- _To do_
**A.** In the interview about the illustrated prayers, why did the speaker leave Tony to illustrate the prayers as he saw fit? Answer in one to three sentences.
**B.** Copy the interview about the illustrated prayers word for word from "Fortunately Tony said" to "of producing something.".

──────── Text

Having known Tony for quite a long time, and knowing that he was starting to spend more time on his art, I took a risk and asked him if he would take one of these prayers and see if he could draw anything to go with it, as I thought they would look really good if they were illustrated.
Fortunately Tony said he would and from that he did a few and we became quite excited about trying to get them together and ultimately into a form that could become a booklet. For me it was very much that what I had felt and written had been doubled really, as the words were being reflected in a very different way. I completely left Tony to illustrate as he felt fit, because that seemed quite important, rather than me saying how I thought it should look. I thought it would be more useful for someone else to come into it and say ‘well this is what I am getting from it’. Then in turn I got something back from looking at the illustrations, which felt like a very creative way of producing something.
CW – Yes I understand what you mean about getting something back, it’s almost like a feedback loop, and as a reader you can contemplate them individually or together. The thing that stands out is that the illustrations were created for the words, whereas with some books of this kind you find that the words and pictures are not quite in tune.

────────────────
──────── Listed entries

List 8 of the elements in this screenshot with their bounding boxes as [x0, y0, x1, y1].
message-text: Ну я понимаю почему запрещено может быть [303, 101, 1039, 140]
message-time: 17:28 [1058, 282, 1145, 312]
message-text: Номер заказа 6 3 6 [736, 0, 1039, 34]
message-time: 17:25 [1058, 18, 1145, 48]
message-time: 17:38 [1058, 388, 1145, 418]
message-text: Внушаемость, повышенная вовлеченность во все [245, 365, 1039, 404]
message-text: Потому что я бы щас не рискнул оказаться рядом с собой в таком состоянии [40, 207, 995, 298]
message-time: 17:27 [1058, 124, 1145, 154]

────────────────

- _Results of the exercise_
**A.** The speaker considered it important not to dictate how the illustrations should look. The speaker felt it would be more useful for someone else to come to the prayers and show what they were getting from them.

**B.**
Fortunately Tony said he would and from that he did a few and we became quite excited about trying to get them together and ultimately into a form that could become a booklet. For me it was very much that what I had felt and written had been doubled really, as the words were being reflected in a very different way. I completely left Tony to illustrate as he felt fit, because that seemed quite important, rather than me saying how I thought it should look. I thought it would be more useful for someone else to come into it and say ‘well this is what I am getting from it’. Then in turn I got something back from looking at the illustrations, which felt like a very creative way of producing something.